Given task: Write out the entries below once more, exactly, with the pictures left out.

Material for this task:
[start]

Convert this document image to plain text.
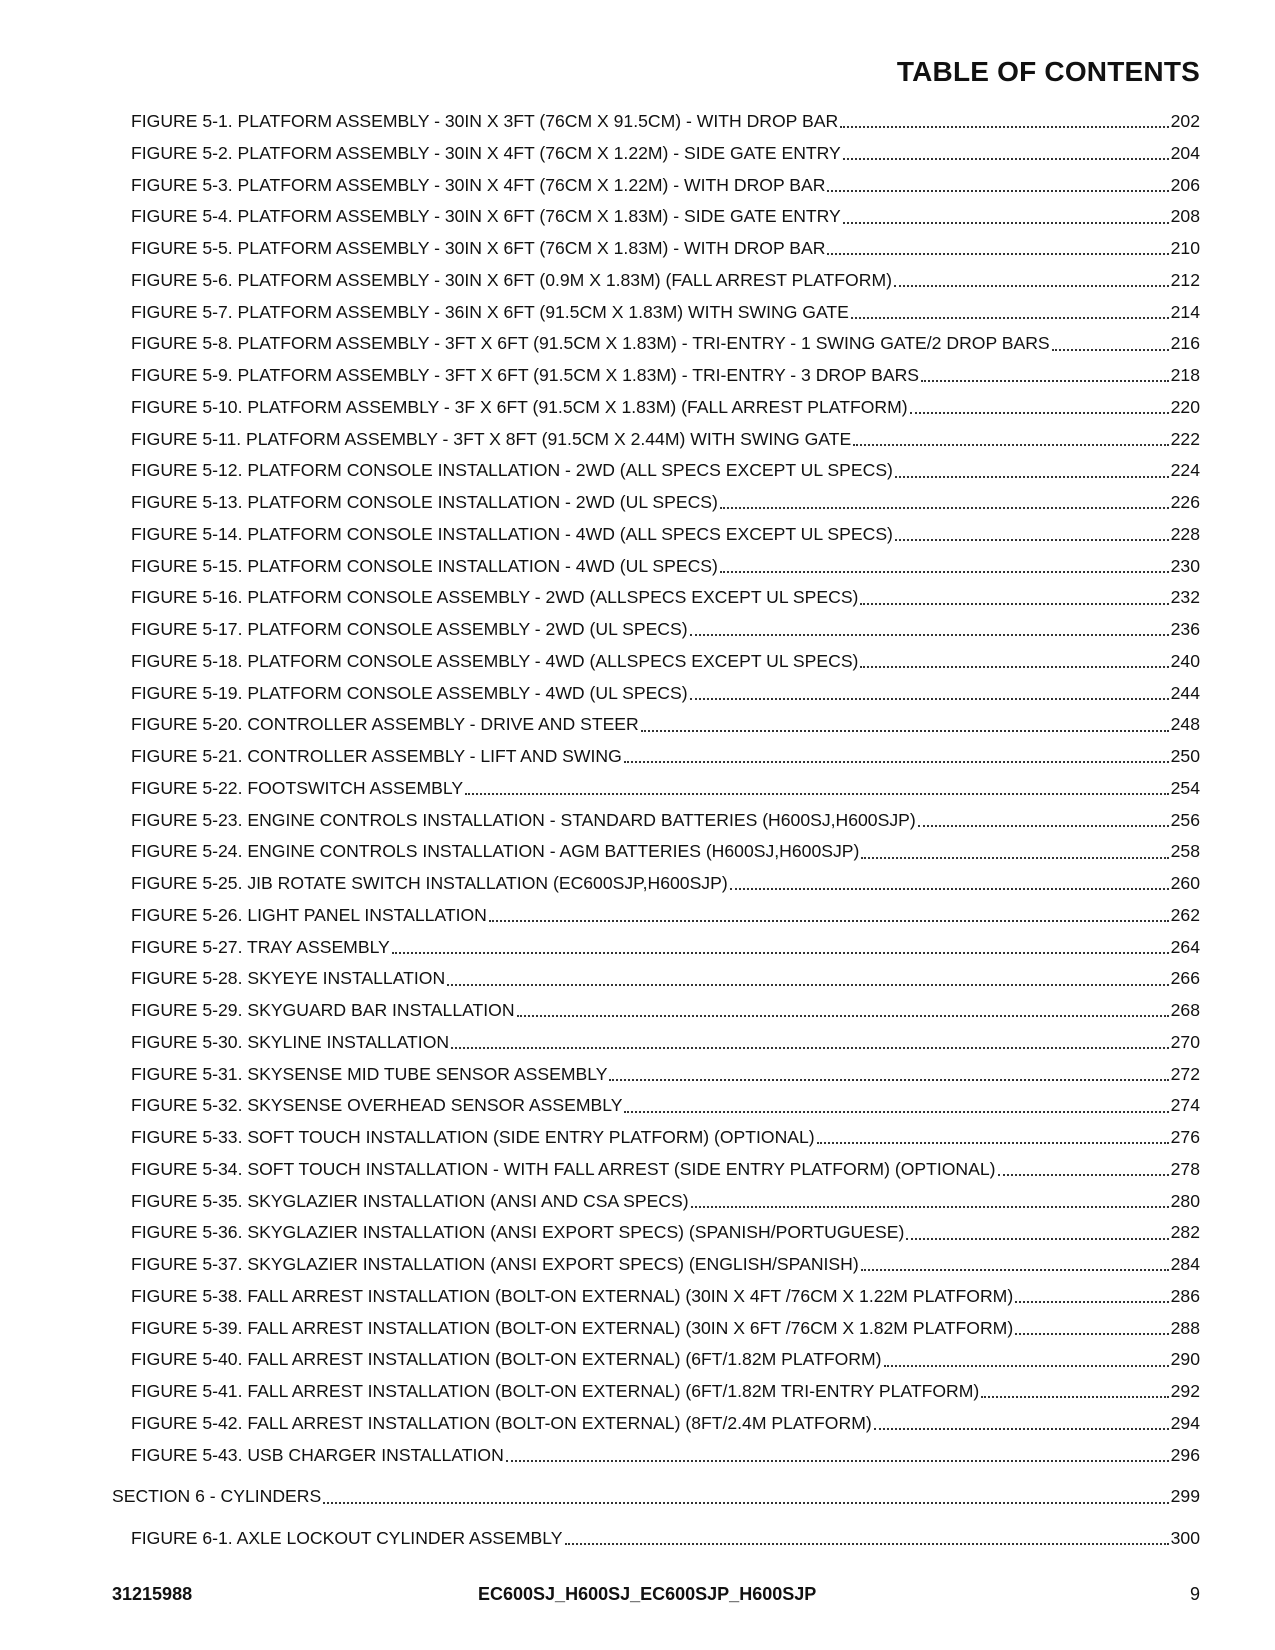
TABLE OF CONTENTS
FIGURE 5-1. PLATFORM ASSEMBLY - 30IN X 3FT (76CM X 91.5CM) - WITH DROP BAR	202
FIGURE 5-2. PLATFORM ASSEMBLY - 30IN X 4FT (76CM X 1.22M) - SIDE GATE ENTRY	204
FIGURE 5-3. PLATFORM ASSEMBLY - 30IN X 4FT (76CM X 1.22M) - WITH DROP BAR	206
FIGURE 5-4. PLATFORM ASSEMBLY - 30IN X 6FT (76CM X 1.83M) - SIDE GATE ENTRY	208
FIGURE 5-5. PLATFORM ASSEMBLY - 30IN X 6FT (76CM X 1.83M) - WITH DROP BAR	210
FIGURE 5-6. PLATFORM ASSEMBLY - 30IN X 6FT (0.9M X 1.83M) (FALL ARREST PLATFORM)	212
FIGURE 5-7. PLATFORM ASSEMBLY - 36IN X 6FT (91.5CM X 1.83M) WITH SWING GATE	214
FIGURE 5-8. PLATFORM ASSEMBLY - 3FT X 6FT (91.5CM X 1.83M) - TRI-ENTRY - 1 SWING GATE/2 DROP BARS	216
FIGURE 5-9. PLATFORM ASSEMBLY - 3FT X 6FT (91.5CM X 1.83M) - TRI-ENTRY - 3 DROP BARS	218
FIGURE 5-10. PLATFORM ASSEMBLY - 3F X 6FT (91.5CM X 1.83M) (FALL ARREST PLATFORM)	220
FIGURE 5-11. PLATFORM ASSEMBLY - 3FT X 8FT (91.5CM X 2.44M) WITH SWING GATE	222
FIGURE 5-12. PLATFORM CONSOLE INSTALLATION - 2WD (ALL SPECS EXCEPT UL SPECS)	224
FIGURE 5-13. PLATFORM CONSOLE INSTALLATION - 2WD (UL SPECS)	226
FIGURE 5-14. PLATFORM CONSOLE INSTALLATION - 4WD (ALL SPECS EXCEPT UL SPECS)	228
FIGURE 5-15. PLATFORM CONSOLE INSTALLATION - 4WD (UL SPECS)	230
FIGURE 5-16. PLATFORM CONSOLE ASSEMBLY - 2WD (ALLSPECS EXCEPT UL SPECS)	232
FIGURE 5-17. PLATFORM CONSOLE ASSEMBLY - 2WD (UL SPECS)	236
FIGURE 5-18. PLATFORM CONSOLE ASSEMBLY - 4WD (ALLSPECS EXCEPT UL SPECS)	240
FIGURE 5-19. PLATFORM CONSOLE ASSEMBLY - 4WD (UL SPECS)	244
FIGURE 5-20. CONTROLLER ASSEMBLY - DRIVE AND STEER	248
FIGURE 5-21. CONTROLLER ASSEMBLY - LIFT AND SWING	250
FIGURE 5-22. FOOTSWITCH ASSEMBLY	254
FIGURE 5-23. ENGINE CONTROLS INSTALLATION - STANDARD BATTERIES (H600SJ,H600SJP)	256
FIGURE 5-24. ENGINE CONTROLS INSTALLATION - AGM BATTERIES (H600SJ,H600SJP)	258
FIGURE 5-25. JIB ROTATE SWITCH INSTALLATION (EC600SJP,H600SJP)	260
FIGURE 5-26. LIGHT PANEL INSTALLATION	262
FIGURE 5-27. TRAY ASSEMBLY	264
FIGURE 5-28. SKYEYE INSTALLATION	266
FIGURE 5-29. SKYGUARD BAR INSTALLATION	268
FIGURE 5-30. SKYLINE INSTALLATION	270
FIGURE 5-31. SKYSENSE MID TUBE SENSOR ASSEMBLY	272
FIGURE 5-32. SKYSENSE OVERHEAD SENSOR ASSEMBLY	274
FIGURE 5-33. SOFT TOUCH INSTALLATION (SIDE ENTRY PLATFORM) (OPTIONAL)	276
FIGURE 5-34. SOFT TOUCH INSTALLATION - WITH FALL ARREST (SIDE ENTRY PLATFORM) (OPTIONAL)	278
FIGURE 5-35. SKYGLAZIER INSTALLATION (ANSI AND CSA SPECS)	280
FIGURE 5-36. SKYGLAZIER INSTALLATION (ANSI EXPORT SPECS) (SPANISH/PORTUGUESE)	282
FIGURE 5-37. SKYGLAZIER INSTALLATION (ANSI EXPORT SPECS) (ENGLISH/SPANISH)	284
FIGURE 5-38. FALL ARREST INSTALLATION (BOLT-ON EXTERNAL) (30IN X 4FT /76CM X 1.22M PLATFORM)	286
FIGURE 5-39. FALL ARREST INSTALLATION (BOLT-ON EXTERNAL) (30IN X 6FT /76CM X 1.82M PLATFORM)	288
FIGURE 5-40. FALL ARREST INSTALLATION (BOLT-ON EXTERNAL) (6FT/1.82M PLATFORM)	290
FIGURE 5-41. FALL ARREST INSTALLATION (BOLT-ON EXTERNAL) (6FT/1.82M TRI-ENTRY PLATFORM)	292
FIGURE 5-42. FALL ARREST INSTALLATION (BOLT-ON EXTERNAL) (8FT/2.4M PLATFORM)	294
FIGURE 5-43. USB CHARGER INSTALLATION	296
SECTION 6 - CYLINDERS	299
FIGURE 6-1. AXLE LOCKOUT CYLINDER ASSEMBLY	300
31215988	EC600SJ_H600SJ_EC600SJP_H600SJP	9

[end]

Finished task:
Convert this document image to plain text.
TABLE OF CONTENTS
FIGURE 5-1. PLATFORM ASSEMBLY - 30IN X 3FT (76CM X 91.5CM) - WITH DROP BAR	202
FIGURE 5-2. PLATFORM ASSEMBLY - 30IN X 4FT (76CM X 1.22M) - SIDE GATE ENTRY	204
FIGURE 5-3. PLATFORM ASSEMBLY - 30IN X 4FT (76CM X 1.22M) - WITH DROP BAR	206
FIGURE 5-4. PLATFORM ASSEMBLY - 30IN X 6FT (76CM X 1.83M) - SIDE GATE ENTRY	208
FIGURE 5-5. PLATFORM ASSEMBLY - 30IN X 6FT (76CM X 1.83M) - WITH DROP BAR	210
FIGURE 5-6. PLATFORM ASSEMBLY - 30IN X 6FT (0.9M X 1.83M) (FALL ARREST PLATFORM)	212
FIGURE 5-7. PLATFORM ASSEMBLY - 36IN X 6FT (91.5CM X 1.83M) WITH SWING GATE	214
FIGURE 5-8. PLATFORM ASSEMBLY - 3FT X 6FT (91.5CM X 1.83M) - TRI-ENTRY - 1 SWING GATE/2 DROP BARS	216
FIGURE 5-9. PLATFORM ASSEMBLY - 3FT X 6FT (91.5CM X 1.83M) - TRI-ENTRY - 3 DROP BARS	218
FIGURE 5-10. PLATFORM ASSEMBLY - 3F X 6FT (91.5CM X 1.83M) (FALL ARREST PLATFORM)	220
FIGURE 5-11. PLATFORM ASSEMBLY - 3FT X 8FT (91.5CM X 2.44M) WITH SWING GATE	222
FIGURE 5-12. PLATFORM CONSOLE INSTALLATION - 2WD (ALL SPECS EXCEPT UL SPECS)	224
FIGURE 5-13. PLATFORM CONSOLE INSTALLATION - 2WD (UL SPECS)	226
FIGURE 5-14. PLATFORM CONSOLE INSTALLATION - 4WD (ALL SPECS EXCEPT UL SPECS)	228
FIGURE 5-15. PLATFORM CONSOLE INSTALLATION - 4WD (UL SPECS)	230
FIGURE 5-16. PLATFORM CONSOLE ASSEMBLY - 2WD (ALLSPECS EXCEPT UL SPECS)	232
FIGURE 5-17. PLATFORM CONSOLE ASSEMBLY - 2WD (UL SPECS)	236
FIGURE 5-18. PLATFORM CONSOLE ASSEMBLY - 4WD (ALLSPECS EXCEPT UL SPECS)	240
FIGURE 5-19. PLATFORM CONSOLE ASSEMBLY - 4WD (UL SPECS)	244
FIGURE 5-20. CONTROLLER ASSEMBLY - DRIVE AND STEER	248
FIGURE 5-21. CONTROLLER ASSEMBLY - LIFT AND SWING	250
FIGURE 5-22. FOOTSWITCH ASSEMBLY	254
FIGURE 5-23. ENGINE CONTROLS INSTALLATION - STANDARD BATTERIES (H600SJ,H600SJP)	256
FIGURE 5-24. ENGINE CONTROLS INSTALLATION - AGM BATTERIES (H600SJ,H600SJP)	258
FIGURE 5-25. JIB ROTATE SWITCH INSTALLATION (EC600SJP,H600SJP)	260
FIGURE 5-26. LIGHT PANEL INSTALLATION	262
FIGURE 5-27. TRAY ASSEMBLY	264
FIGURE 5-28. SKYEYE INSTALLATION	266
FIGURE 5-29. SKYGUARD BAR INSTALLATION	268
FIGURE 5-30. SKYLINE INSTALLATION	270
FIGURE 5-31. SKYSENSE MID TUBE SENSOR ASSEMBLY	272
FIGURE 5-32. SKYSENSE OVERHEAD SENSOR ASSEMBLY	274
FIGURE 5-33. SOFT TOUCH INSTALLATION (SIDE ENTRY PLATFORM) (OPTIONAL)	276
FIGURE 5-34. SOFT TOUCH INSTALLATION - WITH FALL ARREST (SIDE ENTRY PLATFORM) (OPTIONAL)	278
FIGURE 5-35. SKYGLAZIER INSTALLATION (ANSI AND CSA SPECS)	280
FIGURE 5-36. SKYGLAZIER INSTALLATION (ANSI EXPORT SPECS) (SPANISH/PORTUGUESE)	282
FIGURE 5-37. SKYGLAZIER INSTALLATION (ANSI EXPORT SPECS) (ENGLISH/SPANISH)	284
FIGURE 5-38. FALL ARREST INSTALLATION (BOLT-ON EXTERNAL) (30IN X 4FT /76CM X 1.22M PLATFORM)	286
FIGURE 5-39. FALL ARREST INSTALLATION (BOLT-ON EXTERNAL) (30IN X 6FT /76CM X 1.82M PLATFORM)	288
FIGURE 5-40. FALL ARREST INSTALLATION (BOLT-ON EXTERNAL) (6FT/1.82M PLATFORM)	290
FIGURE 5-41. FALL ARREST INSTALLATION (BOLT-ON EXTERNAL) (6FT/1.82M TRI-ENTRY PLATFORM)	292
FIGURE 5-42. FALL ARREST INSTALLATION (BOLT-ON EXTERNAL) (8FT/2.4M PLATFORM)	294
FIGURE 5-43. USB CHARGER INSTALLATION	296
SECTION 6 - CYLINDERS	299
FIGURE 6-1. AXLE LOCKOUT CYLINDER ASSEMBLY	300
31215988	EC600SJ_H600SJ_EC600SJP_H600SJP	9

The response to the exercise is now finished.